Problem statement: Produce an exact transcription of the listing below, omitting the pictures.

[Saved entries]
____

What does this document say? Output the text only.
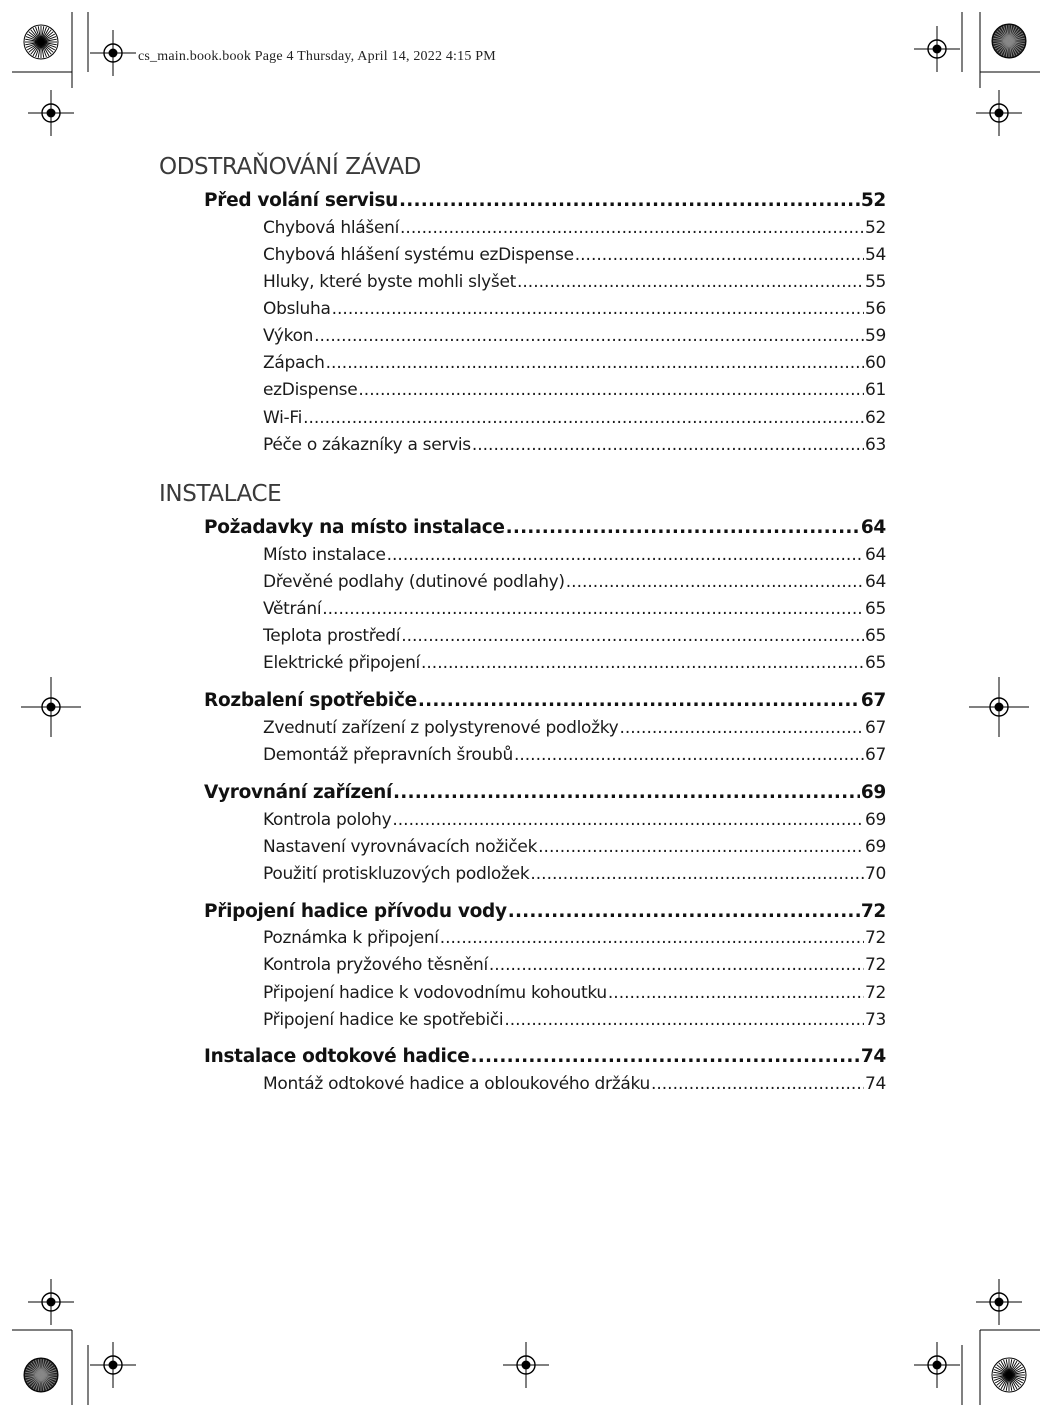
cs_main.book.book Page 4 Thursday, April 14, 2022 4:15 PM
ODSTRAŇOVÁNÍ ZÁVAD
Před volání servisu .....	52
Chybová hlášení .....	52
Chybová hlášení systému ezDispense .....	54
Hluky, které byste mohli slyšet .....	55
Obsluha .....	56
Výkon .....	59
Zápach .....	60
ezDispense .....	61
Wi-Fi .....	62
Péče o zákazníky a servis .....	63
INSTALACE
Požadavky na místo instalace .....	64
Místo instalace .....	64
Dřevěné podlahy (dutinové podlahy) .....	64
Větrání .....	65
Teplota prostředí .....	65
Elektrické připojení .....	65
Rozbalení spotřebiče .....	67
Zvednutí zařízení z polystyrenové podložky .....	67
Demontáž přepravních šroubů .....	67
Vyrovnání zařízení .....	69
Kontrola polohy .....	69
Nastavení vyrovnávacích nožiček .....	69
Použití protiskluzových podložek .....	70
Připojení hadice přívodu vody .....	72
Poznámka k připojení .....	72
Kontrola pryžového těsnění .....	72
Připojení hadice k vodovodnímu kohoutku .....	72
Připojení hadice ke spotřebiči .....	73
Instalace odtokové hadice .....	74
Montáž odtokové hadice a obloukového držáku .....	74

____

Response to the exercise:
What does this document say? Output the text only.
cs_main.book.book Page 4 Thursday, April 14, 2022 4:15 PM
ODSTRAŇOVÁNÍ ZÁVAD
Před volání servisu .....	52
Chybová hlášení .....	52
Chybová hlášení systému ezDispense .....	54
Hluky, které byste mohli slyšet .....	55
Obsluha .....	56
Výkon .....	59
Zápach .....	60
ezDispense .....	61
Wi-Fi .....	62
Péče o zákazníky a servis .....	63
INSTALACE
Požadavky na místo instalace .....	64
Místo instalace .....	64
Dřevěné podlahy (dutinové podlahy) .....	64
Větrání .....	65
Teplota prostředí .....	65
Elektrické připojení .....	65
Rozbalení spotřebiče .....	67
Zvednutí zařízení z polystyrenové podložky .....	67
Demontáž přepravních šroubů .....	67
Vyrovnání zařízení .....	69
Kontrola polohy .....	69
Nastavení vyrovnávacích nožiček .....	69
Použití protiskluzových podložek .....	70
Připojení hadice přívodu vody .....	72
Poznámka k připojení .....	72
Kontrola pryžového těsnění .....	72
Připojení hadice k vodovodnímu kohoutku .....	72
Připojení hadice ke spotřebiči .....	73
Instalace odtokové hadice .....	74
Montáž odtokové hadice a obloukového držáku .....	74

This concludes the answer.